DATEN ZUR ÜBUNG
------------------------------

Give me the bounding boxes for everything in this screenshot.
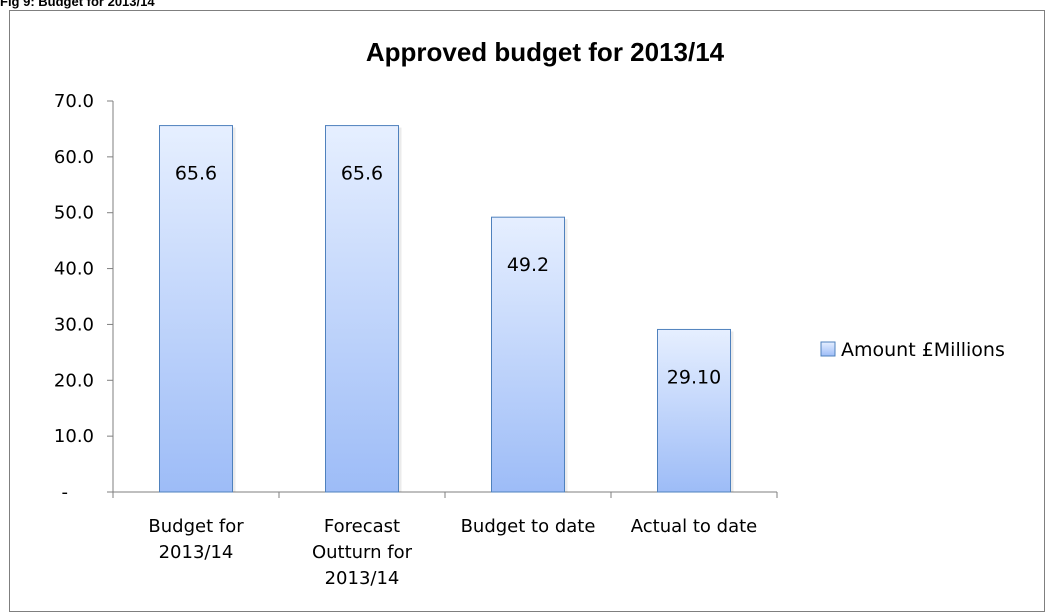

------------------------------

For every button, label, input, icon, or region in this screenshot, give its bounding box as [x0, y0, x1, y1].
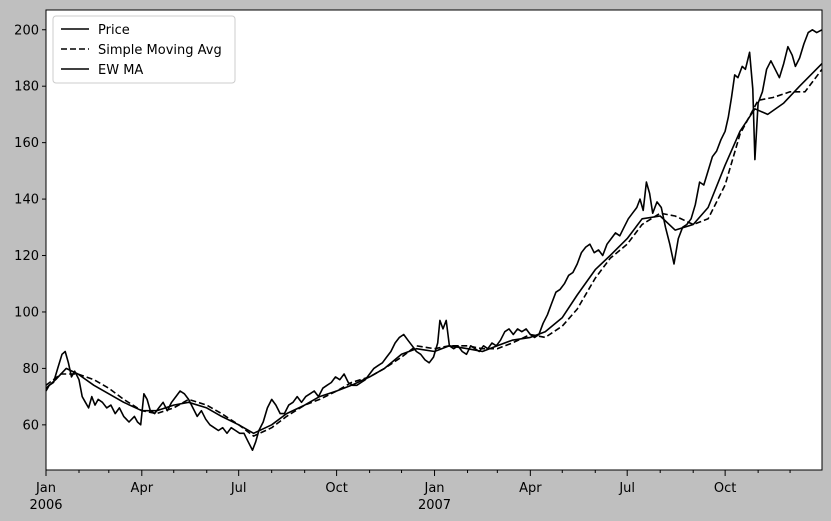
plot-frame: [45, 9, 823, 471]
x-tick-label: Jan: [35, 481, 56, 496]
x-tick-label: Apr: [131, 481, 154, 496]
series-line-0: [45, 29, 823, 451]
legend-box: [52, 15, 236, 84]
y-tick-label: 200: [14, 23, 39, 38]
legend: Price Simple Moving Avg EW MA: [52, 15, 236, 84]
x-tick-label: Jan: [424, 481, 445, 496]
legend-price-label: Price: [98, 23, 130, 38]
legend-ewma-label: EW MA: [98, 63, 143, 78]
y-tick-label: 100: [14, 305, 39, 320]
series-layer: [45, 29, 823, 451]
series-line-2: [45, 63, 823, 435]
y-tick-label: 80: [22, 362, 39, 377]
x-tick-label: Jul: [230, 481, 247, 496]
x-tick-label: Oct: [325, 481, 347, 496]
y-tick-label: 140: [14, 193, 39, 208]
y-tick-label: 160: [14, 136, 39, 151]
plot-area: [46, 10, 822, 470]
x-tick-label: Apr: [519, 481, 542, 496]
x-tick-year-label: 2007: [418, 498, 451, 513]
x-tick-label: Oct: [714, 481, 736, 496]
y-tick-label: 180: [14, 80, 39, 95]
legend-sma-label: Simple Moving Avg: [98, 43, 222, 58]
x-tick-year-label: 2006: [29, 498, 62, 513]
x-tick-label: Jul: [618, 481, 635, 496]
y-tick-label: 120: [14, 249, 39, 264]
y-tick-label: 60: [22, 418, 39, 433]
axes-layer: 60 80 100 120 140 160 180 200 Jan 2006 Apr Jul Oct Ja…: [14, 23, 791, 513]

------------------------------

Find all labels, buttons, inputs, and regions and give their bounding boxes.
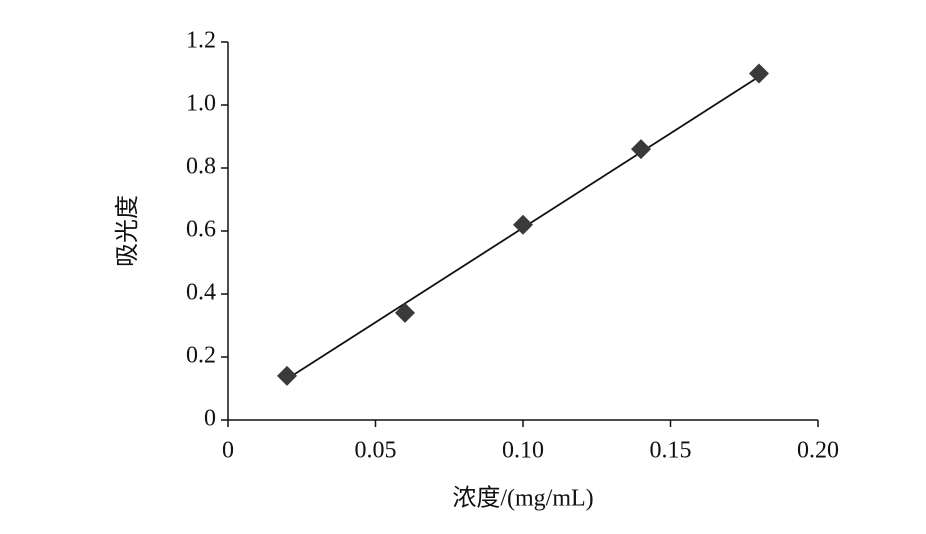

------------------------------

AUFGABENSTELLUNG
Können Sie die Zeilen wortgetreu abtippen, beginnend mit der Zeile, die „For every button, label, input, icon, or“ enthält, bis einschließlich der Zeile mit „y-tick-label: 60: [22, 418, 39, 433]“? Lassen Sie die Bilder dabei weg.

SCHRIFTLICHE ANTWORT
For every button, label, input, icon, or region in this screenshot, give its bounding box as [x0, y0, x1, y1].
plot-frame: [45, 9, 823, 471]
x-tick-label: Jan: [35, 481, 56, 496]
x-tick-label: Apr: [131, 481, 154, 496]
series-line-0: [45, 29, 823, 451]
legend-box: [52, 15, 236, 84]
y-tick-label: 200: [14, 23, 39, 38]
legend: Price Simple Moving Avg EW MA: [52, 15, 236, 84]
x-tick-label: Jan: [424, 481, 445, 496]
legend-price-label: Price: [98, 23, 130, 38]
legend-ewma-label: EW MA: [98, 63, 143, 78]
y-tick-label: 100: [14, 305, 39, 320]
series-layer: [45, 29, 823, 451]
series-line-2: [45, 63, 823, 435]
y-tick-label: 80: [22, 362, 39, 377]
x-tick-label: Jul: [230, 481, 247, 496]
x-tick-label: Oct: [325, 481, 347, 496]
y-tick-label: 140: [14, 193, 39, 208]
y-tick-label: 160: [14, 136, 39, 151]
plot-area: [46, 10, 822, 470]
x-tick-label: Apr: [519, 481, 542, 496]
x-tick-year-label: 2007: [418, 498, 451, 513]
x-tick-label: Oct: [714, 481, 736, 496]
y-tick-label: 180: [14, 80, 39, 95]
legend-sma-label: Simple Moving Avg: [98, 43, 222, 58]
x-tick-year-label: 2006: [29, 498, 62, 513]
x-tick-label: Jul: [618, 481, 635, 496]
y-tick-label: 120: [14, 249, 39, 264]
y-tick-label: 60: [22, 418, 39, 433]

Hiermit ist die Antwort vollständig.